Goal:
Reproduce only the lines from the one containing "svg-text:7.7: 7.7 — [263, 82, 277, 92]" through the one containing "svg-text:7.1: 7.1 — [179, 106, 193, 116]", both included, changing every "svg-text" to "svg-label" and leaving all else unaltered.

── Supplied data ──

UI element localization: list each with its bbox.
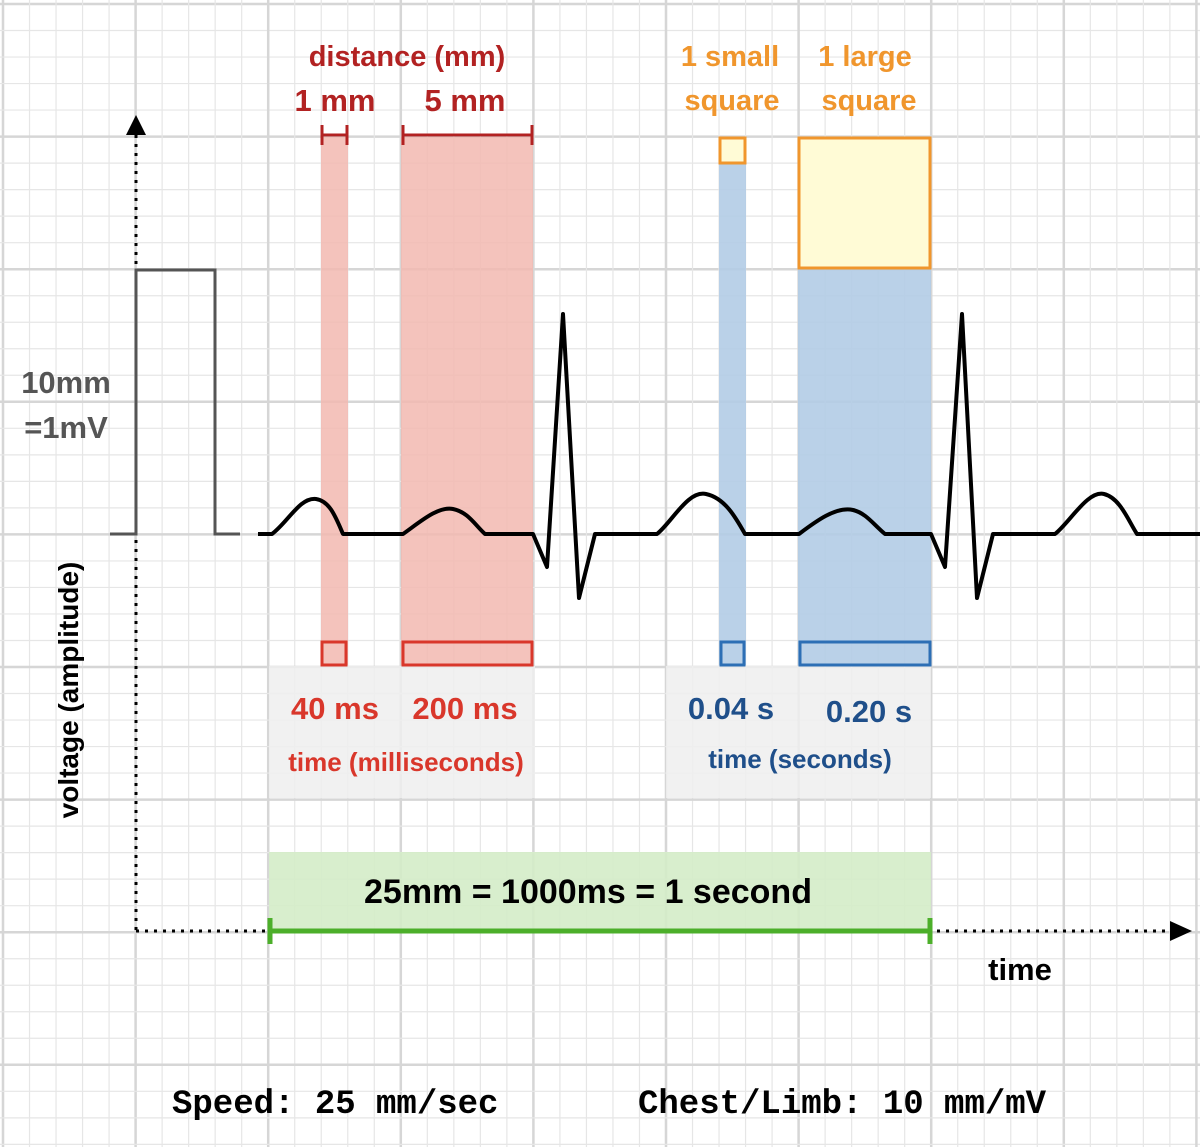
004s-box bbox=[719, 640, 746, 667]
ecg-trace bbox=[258, 312, 1200, 600]
time-s-label: time (seconds) bbox=[708, 744, 892, 774]
large-square bbox=[797, 136, 932, 270]
five-mm-column bbox=[401, 137, 533, 665]
five-mm-label: 5 mm bbox=[425, 83, 506, 118]
one-second-box bbox=[269, 852, 931, 931]
200ms-label: 200 ms bbox=[412, 691, 517, 726]
200ms-box bbox=[401, 640, 534, 667]
one-mm-bracket bbox=[320, 125, 349, 145]
one-mm-column bbox=[321, 137, 348, 665]
small-square-column bbox=[719, 164, 746, 665]
speed-label: Speed: 25 mm/sec bbox=[172, 1086, 498, 1124]
distance-title: distance (mm) bbox=[309, 41, 506, 73]
small-square-label-line1: 1 small bbox=[681, 41, 779, 73]
one-second-bar bbox=[267, 918, 933, 944]
one-mm-label: 1 mm bbox=[295, 83, 376, 118]
large-square-column bbox=[798, 269, 931, 665]
y-axis-label: voltage (amplitude) bbox=[53, 562, 84, 819]
calibration-label-line2: =1mV bbox=[24, 410, 108, 445]
small-square bbox=[718, 136, 747, 165]
40ms-label: 40 ms bbox=[291, 691, 379, 726]
020s-label: 0.20 s bbox=[826, 694, 912, 729]
calibration-pulse bbox=[110, 268, 240, 536]
x-axis-arrow-icon bbox=[1170, 921, 1192, 941]
large-square-label-line2: square bbox=[821, 85, 916, 117]
s-label-background bbox=[666, 666, 931, 798]
time-ms-label: time (milliseconds) bbox=[288, 747, 524, 777]
y-axis-arrow-icon bbox=[126, 115, 146, 135]
equivalence-label: 25mm = 1000ms = 1 second bbox=[364, 873, 812, 911]
x-axis-label: time bbox=[988, 952, 1052, 987]
calibration-label-line1: 10mm bbox=[21, 365, 111, 400]
020s-box bbox=[798, 640, 932, 667]
ms-label-background bbox=[269, 666, 535, 798]
004s-label: 0.04 s bbox=[688, 691, 774, 726]
40ms-box bbox=[320, 640, 348, 667]
five-mm-bracket bbox=[401, 125, 534, 145]
gain-label: Chest/Limb: 10 mm/mV bbox=[638, 1086, 1047, 1124]
small-square-label-line2: square bbox=[684, 85, 779, 117]
large-square-label-line1: 1 large bbox=[818, 41, 912, 73]
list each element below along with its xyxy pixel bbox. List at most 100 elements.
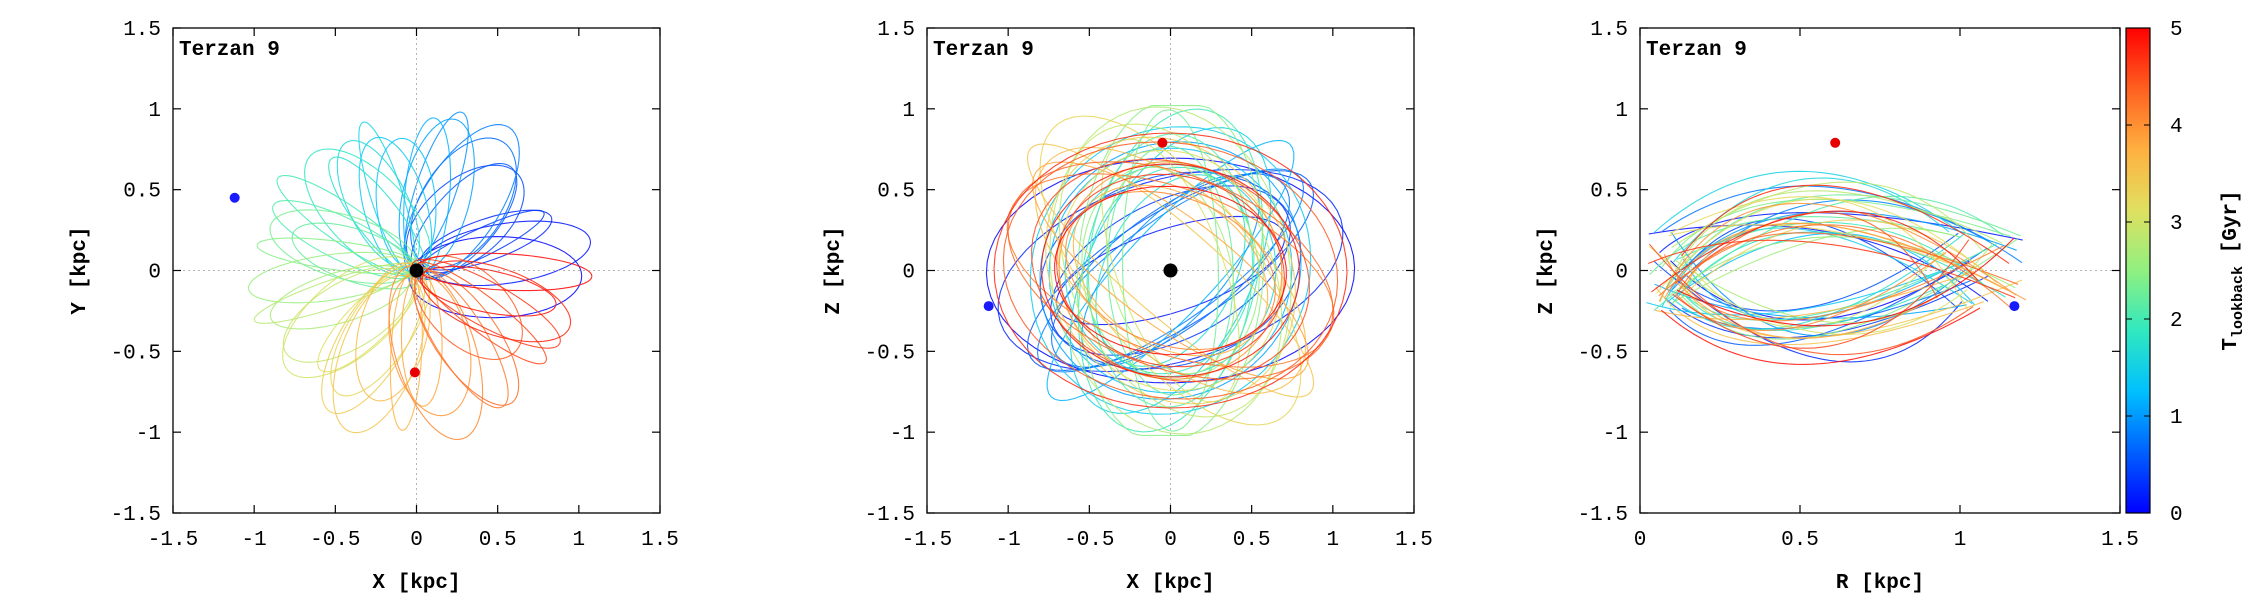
panel-xy: -1.5 -1 -0.5 0 0.5 1 1.5 -1.5 -1 -0.5 0 0.5 1 1.5 Ter… bbox=[69, 19, 679, 595]
orbit-line bbox=[276, 174, 415, 275]
orbit-line bbox=[1672, 239, 1970, 349]
panel-rz: 0 0.5 1 1.5 -1.5 -1 -0.5 0 0.5 1 1.5 Terzan 9 R [k… bbox=[1536, 19, 2139, 595]
orbit-line bbox=[1655, 286, 1984, 346]
colorbar-tick-label: 0 bbox=[2170, 504, 2183, 527]
orbit-line bbox=[404, 111, 469, 264]
orbit-line bbox=[1675, 252, 1947, 331]
y-tick-label: -0.5 bbox=[111, 342, 161, 365]
orbit-line bbox=[408, 236, 583, 319]
axis-ticks: -1.5 -1 -0.5 0 0.5 1 1.5 -1.5 -1 -0.5 0 0.5 1 1.5 bbox=[865, 19, 1433, 552]
present-marker bbox=[1157, 137, 1168, 148]
orbit-line bbox=[1679, 251, 1945, 329]
x-tick-label: 1 bbox=[1954, 529, 1967, 552]
x-tick-label: -0.5 bbox=[1064, 529, 1114, 552]
x-tick-label: -1 bbox=[242, 529, 267, 552]
orbit-line bbox=[1660, 307, 1981, 365]
orbit-line bbox=[1049, 106, 1292, 435]
orbit-line bbox=[330, 261, 432, 397]
colorbar-tick-label: 2 bbox=[2170, 310, 2183, 333]
orbit-line bbox=[1653, 170, 1963, 234]
orbit-line bbox=[1658, 202, 2017, 302]
y-tick-label: -1 bbox=[890, 423, 915, 446]
colorbar: 0 1 2 3 4 5 Tlookback [Gyr] bbox=[2125, 19, 2247, 527]
orbit-line bbox=[1670, 260, 1970, 321]
x-tick-label: -1.5 bbox=[148, 529, 198, 552]
panel-xz: -1.5 -1 -0.5 0 0.5 1 1.5 -1.5 -1 -0.5 0 0.5 1 1.5 Ter… bbox=[823, 19, 1433, 595]
orbit-line bbox=[1663, 245, 2004, 322]
orbit-line bbox=[1107, 145, 1234, 396]
colorbar-tick-label: 1 bbox=[2170, 407, 2183, 430]
x-tick-label: 1.5 bbox=[1395, 529, 1433, 552]
panel-title: Terzan 9 bbox=[933, 39, 1034, 62]
y-tick-label: 0 bbox=[148, 262, 161, 285]
colorbar-tick-label: 4 bbox=[2170, 116, 2183, 139]
orbit-line bbox=[1681, 184, 2010, 264]
colorbar-label-sub: lookback bbox=[2230, 266, 2247, 338]
orbit-line bbox=[414, 255, 523, 360]
x-tick-label: -1.5 bbox=[902, 529, 952, 552]
orbit-line bbox=[1669, 247, 1988, 346]
orbit-line bbox=[421, 260, 572, 343]
orbit-line bbox=[1002, 141, 1339, 400]
y-tick-label: -1 bbox=[1603, 423, 1628, 446]
x-axis-label: X [kpc] bbox=[1126, 572, 1214, 595]
orbit-line bbox=[411, 258, 561, 349]
x-axis-label: X [kpc] bbox=[372, 572, 460, 595]
y-tick-label: 1 bbox=[902, 100, 915, 123]
orbit-line bbox=[419, 266, 557, 317]
orbit-line bbox=[1648, 245, 1968, 335]
y-tick-label: 1.5 bbox=[877, 19, 915, 42]
orbit-line bbox=[332, 274, 426, 434]
orbit-line bbox=[1659, 212, 2023, 254]
y-tick-label: -0.5 bbox=[865, 342, 915, 365]
marker-group bbox=[1830, 137, 2020, 312]
orbit-line bbox=[388, 264, 484, 440]
orbit-line bbox=[1069, 127, 1272, 414]
orbit-line bbox=[1031, 158, 1310, 383]
orbit-line bbox=[1655, 270, 1975, 320]
y-tick-label: -1.5 bbox=[111, 504, 161, 527]
orbit-line bbox=[1671, 181, 1984, 253]
y-tick-label: -1 bbox=[136, 423, 161, 446]
y-tick-label: 0.5 bbox=[1590, 181, 1628, 204]
x-tick-label: 0 bbox=[1164, 529, 1177, 552]
present-marker bbox=[409, 367, 420, 378]
orbit-line bbox=[1045, 136, 1296, 405]
present-marker bbox=[1830, 137, 1841, 148]
colorbar-label: Tlookback [Gyr] bbox=[2220, 190, 2247, 350]
x-tick-label: 0.5 bbox=[479, 529, 517, 552]
x-tick-label: 0.5 bbox=[1233, 529, 1271, 552]
y-axis-label: Z [kpc] bbox=[823, 226, 846, 314]
orbit-line bbox=[1676, 281, 1940, 339]
center-marker bbox=[1163, 263, 1178, 278]
colorbar-tick-label: 3 bbox=[2170, 213, 2183, 236]
y-tick-label: 0.5 bbox=[877, 181, 915, 204]
x-tick-label: -0.5 bbox=[310, 529, 360, 552]
orbit-line bbox=[1656, 198, 1998, 294]
orbit-line bbox=[1647, 239, 2016, 299]
orbit-line bbox=[1664, 275, 1989, 339]
x-tick-label: 1 bbox=[573, 529, 586, 552]
orbit-line bbox=[1095, 174, 1246, 367]
orbit-line bbox=[1058, 149, 1283, 392]
orbit-line bbox=[1683, 285, 1943, 331]
marker-group bbox=[983, 137, 1178, 312]
start-marker bbox=[229, 192, 240, 203]
orbit-line bbox=[1676, 232, 2019, 295]
orbit-line bbox=[1651, 210, 1979, 293]
x-tick-label: 1 bbox=[1327, 529, 1340, 552]
orbit-line bbox=[1683, 219, 1985, 295]
orbit-line bbox=[1669, 231, 2006, 307]
y-axis-label: Y [kpc] bbox=[69, 226, 92, 314]
orbit-line bbox=[1054, 185, 1287, 356]
x-tick-label: -1 bbox=[996, 529, 1021, 552]
y-tick-label: 0 bbox=[1615, 262, 1628, 285]
orbit-line bbox=[1648, 243, 1974, 356]
orbit-line bbox=[1677, 221, 1985, 286]
panel-title: Terzan 9 bbox=[1646, 39, 1747, 62]
colorbar-tick-label: 5 bbox=[2170, 19, 2183, 42]
x-tick-label: 0.5 bbox=[1781, 529, 1819, 552]
y-tick-label: 1.5 bbox=[1590, 19, 1628, 42]
colorbar-label-main: T bbox=[2220, 338, 2243, 351]
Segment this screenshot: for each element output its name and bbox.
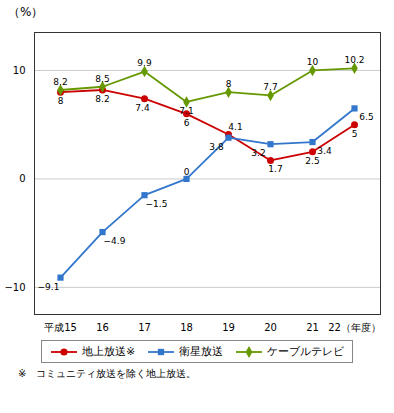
svg-text:7.7: 7.7 — [263, 82, 277, 92]
svg-text:16: 16 — [96, 322, 109, 333]
html-text:衛星放送: 衛星放送 — [179, 345, 224, 358]
svg-text:8.2: 8.2 — [95, 94, 109, 104]
html-text:ケーブルテレビ: ケーブルテレビ — [267, 345, 345, 358]
svg-text:19: 19 — [222, 322, 235, 333]
svg-text:3.2: 3.2 — [251, 148, 265, 158]
svg-text:7.1: 7.1 — [179, 106, 193, 116]
svg-text:−10: −10 — [4, 282, 25, 293]
svg-text:7.4: 7.4 — [135, 103, 150, 113]
svg-text:6: 6 — [184, 118, 190, 128]
svg-text:10.2: 10.2 — [344, 55, 364, 65]
svg-text:3.8: 3.8 — [209, 142, 224, 152]
svg-text:2.5: 2.5 — [305, 156, 319, 166]
svg-text:4.1: 4.1 — [228, 122, 242, 132]
svg-text:17: 17 — [138, 322, 151, 333]
svg-text:8: 8 — [58, 96, 64, 106]
svg-text:22（年度）: 22（年度） — [328, 322, 381, 333]
svg-text:10: 10 — [13, 65, 26, 76]
svg-text:8: 8 — [226, 79, 232, 89]
svg-text:9.9: 9.9 — [137, 58, 152, 68]
svg-text:8.5: 8.5 — [95, 74, 109, 84]
html-text:地上放送※: 地上放送※ — [81, 345, 136, 358]
svg-text:5: 5 — [352, 129, 358, 139]
svg-text:18: 18 — [180, 322, 193, 333]
svg-text:−4.9: −4.9 — [104, 236, 126, 246]
svg-text:21: 21 — [306, 322, 319, 333]
svg-text:20: 20 — [264, 322, 277, 333]
svg-text:0: 0 — [184, 167, 190, 177]
svg-text:−1.5: −1.5 — [146, 199, 168, 209]
svg-text:平成15: 平成15 — [44, 322, 77, 333]
svg-text:6.5: 6.5 — [359, 112, 373, 122]
html-text:※ コミュニティ放送を除く地上放送。: ※ コミュニティ放送を除く地上放送。 — [18, 368, 197, 379]
svg-text:8.2: 8.2 — [53, 77, 67, 87]
svg-text:0: 0 — [19, 173, 25, 184]
svg-text:10: 10 — [307, 57, 319, 67]
svg-text:3.4: 3.4 — [317, 146, 332, 156]
svg-text:1.7: 1.7 — [268, 164, 282, 174]
svg-text:−9.1: −9.1 — [38, 282, 60, 292]
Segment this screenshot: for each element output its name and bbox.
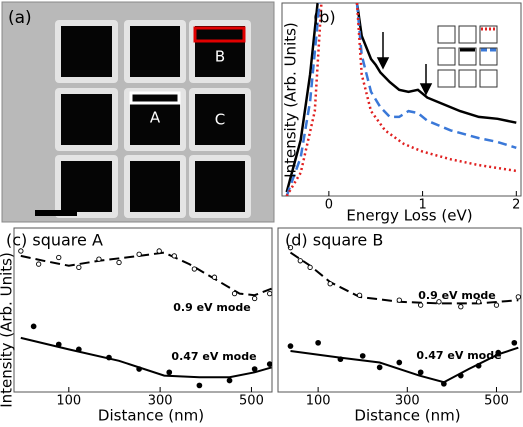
y-axis-label: Intensity (Arb. Units) (0, 252, 16, 408)
data-point (338, 357, 343, 362)
x-axis-label: Distance (nm) (354, 407, 460, 425)
data-point (76, 347, 81, 352)
inset-grid (438, 26, 497, 87)
x-tick-label: 100 (56, 394, 81, 409)
x-tick-label: 100 (306, 394, 331, 409)
data-point (212, 275, 216, 279)
data-point (288, 344, 293, 349)
data-point (397, 298, 401, 302)
panel-title: (b) (313, 8, 336, 27)
data-point (328, 282, 332, 286)
data-point (167, 370, 172, 375)
data-point (97, 257, 101, 261)
data-point (441, 381, 446, 386)
x-tick-label: 0 (325, 198, 333, 213)
marker-label: C (215, 111, 225, 129)
data-point (397, 360, 402, 365)
data-point (57, 255, 61, 259)
data-point (137, 367, 142, 372)
data-point (107, 355, 112, 360)
data-point (494, 303, 498, 307)
data-point (268, 291, 272, 295)
data-point (308, 265, 312, 269)
data-point (31, 324, 36, 329)
annotation: 0.47 eV mode (171, 350, 256, 363)
data-point (512, 340, 517, 345)
data-point (232, 291, 236, 295)
data-point (197, 383, 202, 388)
panel-label: (a) (8, 8, 32, 28)
x-axis-label: Energy Loss (eV) (346, 207, 472, 225)
data-point (459, 305, 463, 309)
data-point (418, 370, 423, 375)
data-point (357, 293, 361, 297)
figure: (a) A B C 012(b)Energy Loss (eV)Intensit… (0, 0, 523, 427)
x-tick-label: 2 (512, 198, 520, 213)
data-point (418, 303, 422, 307)
data-point (267, 362, 272, 367)
marker-label: B (215, 48, 225, 66)
data-point (117, 260, 121, 264)
x-tick-label: 500 (239, 394, 264, 409)
data-point (458, 373, 463, 378)
panel-title: (d) square B (285, 231, 383, 250)
data-point (172, 254, 176, 258)
annotation: 0.47 eV mode (416, 349, 501, 362)
data-point (476, 363, 481, 368)
data-point (137, 252, 141, 256)
x-axis-label: Distance (nm) (98, 407, 204, 425)
annotation: 0.9 eV mode (173, 301, 250, 314)
data-point (56, 342, 61, 347)
data-point (36, 262, 40, 266)
plot-frame (278, 228, 521, 392)
data-point (252, 296, 256, 300)
data-point (157, 249, 161, 253)
data-point (77, 265, 81, 269)
data-point (360, 354, 365, 359)
marker-label: A (150, 109, 161, 127)
micrograph (2, 2, 274, 222)
data-point (252, 367, 257, 372)
y-axis-label: Intensity (Arb. Units) (282, 22, 300, 178)
data-point (227, 378, 232, 383)
x-tick-label: 500 (484, 394, 509, 409)
annotation: 0.9 eV mode (418, 289, 495, 302)
data-point (516, 295, 520, 299)
data-point (377, 365, 382, 370)
data-point (298, 259, 302, 263)
panel-title: (c) square A (6, 231, 103, 250)
data-point (316, 340, 321, 345)
data-point (192, 267, 196, 271)
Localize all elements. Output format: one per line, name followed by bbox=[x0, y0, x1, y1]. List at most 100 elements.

───

Output below:
svg-label:7.7: 7.7 — [263, 82, 277, 92]
svg-label:16: 16 — [96, 322, 109, 333]
html-text:衛星放送: 衛星放送 — [179, 345, 224, 358]
svg-label:8.2: 8.2 — [95, 94, 109, 104]
html-text:ケーブルテレビ: ケーブルテレビ — [267, 345, 345, 358]
svg-label:19: 19 — [222, 322, 235, 333]
svg-label:3.2: 3.2 — [251, 148, 265, 158]
svg-label:7.1: 7.1 — [179, 106, 193, 116]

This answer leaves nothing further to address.